>> Begin RECORDS TO USE

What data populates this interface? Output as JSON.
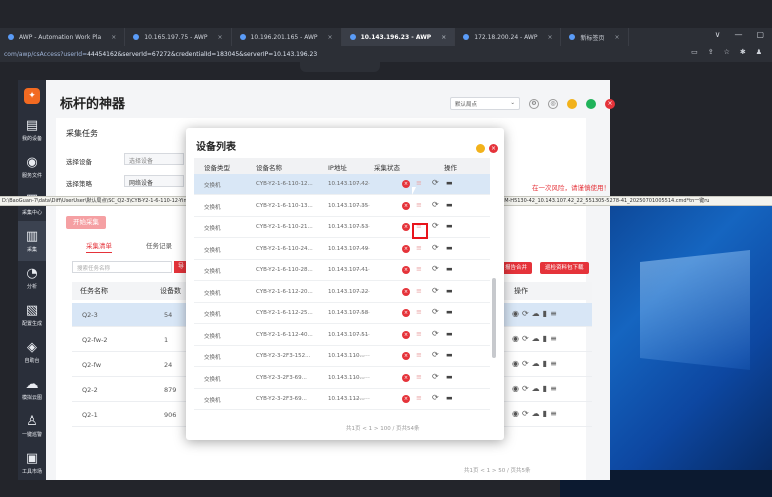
{
  "browser": {
    "tabs": [
      {
        "label": "AWP - Automation Work Pla",
        "active": false
      },
      {
        "label": "10.165.197.75 - AWP",
        "active": false
      },
      {
        "label": "10.196.201.165 - AWP",
        "active": false
      },
      {
        "label": "10.143.196.23 - AWP",
        "active": true
      },
      {
        "label": "172.18.200.24 - AWP",
        "active": false
      },
      {
        "label": "新标签页",
        "active": false
      }
    ],
    "url_prefix": "com/awp/csAccess?userId=",
    "url_rest": "44454162&serverId=67272&credentialId=183045&serverIP=10.143.196.23"
  },
  "nav": {
    "items": [
      {
        "label": "我的设备",
        "icon": "▤"
      },
      {
        "label": "服务文件",
        "icon": "◉"
      },
      {
        "label": "采集中心",
        "icon": "▦"
      },
      {
        "label": "采集",
        "icon": "▥"
      },
      {
        "label": "分析",
        "icon": "◔"
      },
      {
        "label": "配置生成",
        "icon": "▧"
      },
      {
        "label": "自助台",
        "icon": "◈"
      },
      {
        "label": "模拟云图",
        "icon": "☁"
      },
      {
        "label": "一键巡警",
        "icon": "♙"
      },
      {
        "label": "工具市场",
        "icon": "▣"
      }
    ]
  },
  "header": {
    "title": "标杆的神器",
    "default_node": "默认局点"
  },
  "task": {
    "section_title": "采集任务",
    "select_device_label": "选择设备",
    "select_device_value": "选择设备",
    "select_strategy_label": "选择策略",
    "select_strategy_value": "网络设备",
    "warning": "在一次风险，请谨慎使用！",
    "start_btn": "开始采集",
    "tabs": [
      "采集清单",
      "任务记录"
    ],
    "search_placeholder": "搜索任务名称",
    "import_btn": "导",
    "merge_btn": "报告合并",
    "download_btn": "巡检资料包下载",
    "columns": [
      "任务名称",
      "设备数",
      "操作"
    ],
    "rows": [
      {
        "name": "Q2-3",
        "count": "54"
      },
      {
        "name": "Q2-fw-2",
        "count": "1"
      },
      {
        "name": "Q2-fw",
        "count": "24"
      },
      {
        "name": "Q2-2",
        "count": "879"
      },
      {
        "name": "Q2-1",
        "count": "906"
      }
    ],
    "pager": "共1页 < 1 > 50 / 页共5条"
  },
  "path_tooltip": "D:\\BaoGuan-7\\data\\Diff\\UserUser\\默认局点\\SC_Q2-3\\CYB-Y2-1-6-110-12-Yin\\MxQe#30-M-H5130-42\\BrainCollect\\result_20250701\\005186778\\cmds\\result\\network\\ssh_CYB-Y2-1-6-110-12-YinXiMoQe#30-M-H5130-42_10.143.107.42_22_551305-5278-41_20250701005514.cmd*tn一键ru",
  "modal": {
    "title": "设备列表",
    "columns": [
      "设备类型",
      "设备名称",
      "IP地址",
      "采集状态",
      "操作"
    ],
    "rows": [
      {
        "type": "交换机",
        "name": "CYB-Y2-1-6-110-12...",
        "ip": "10.143.107.42",
        "status": "--------"
      },
      {
        "type": "交换机",
        "name": "CYB-Y2-1-6-110-13...",
        "ip": "10.143.107.35",
        "status": "--------"
      },
      {
        "type": "交换机",
        "name": "CYB-Y2-1-6-110-21...",
        "ip": "10.143.107.53",
        "status": "--------"
      },
      {
        "type": "交换机",
        "name": "CYB-Y2-1-6-110-24...",
        "ip": "10.143.107.49",
        "status": "--------"
      },
      {
        "type": "交换机",
        "name": "CYB-Y2-1-6-110-28...",
        "ip": "10.143.107.41",
        "status": "--------"
      },
      {
        "type": "交换机",
        "name": "CYB-Y2-1-6-112-20...",
        "ip": "10.143.107.22",
        "status": "--------"
      },
      {
        "type": "交换机",
        "name": "CYB-Y2-1-6-112-25...",
        "ip": "10.143.107.58",
        "status": "--------"
      },
      {
        "type": "交换机",
        "name": "CYB-Y2-1-6-112-40...",
        "ip": "10.143.107.51",
        "status": "--------"
      },
      {
        "type": "交换机",
        "name": "CYB-Y2-3-2F3-152...",
        "ip": "10.143.110...",
        "status": "--------"
      },
      {
        "type": "交换机",
        "name": "CYB-Y2-3-2F3-69...",
        "ip": "10.143.110...",
        "status": "--------"
      },
      {
        "type": "交换机",
        "name": "CYB-Y2-3-2F3-69...",
        "ip": "10.143.112...",
        "status": "--------"
      }
    ],
    "pager": "共1页 < 1 > 100 / 页共54条"
  }
}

>> End RECORDS TO USE

## GOAL
Pull out every line of the records above that contains the word "icon".

## FULL RESPONSE
        "icon": "▤"
        "icon": "◉"
        "icon": "▦"
        "icon": "▥"
        "icon": "◔"
        "icon": "▧"
        "icon": "◈"
        "icon": "☁"
        "icon": "♙"
        "icon": "▣"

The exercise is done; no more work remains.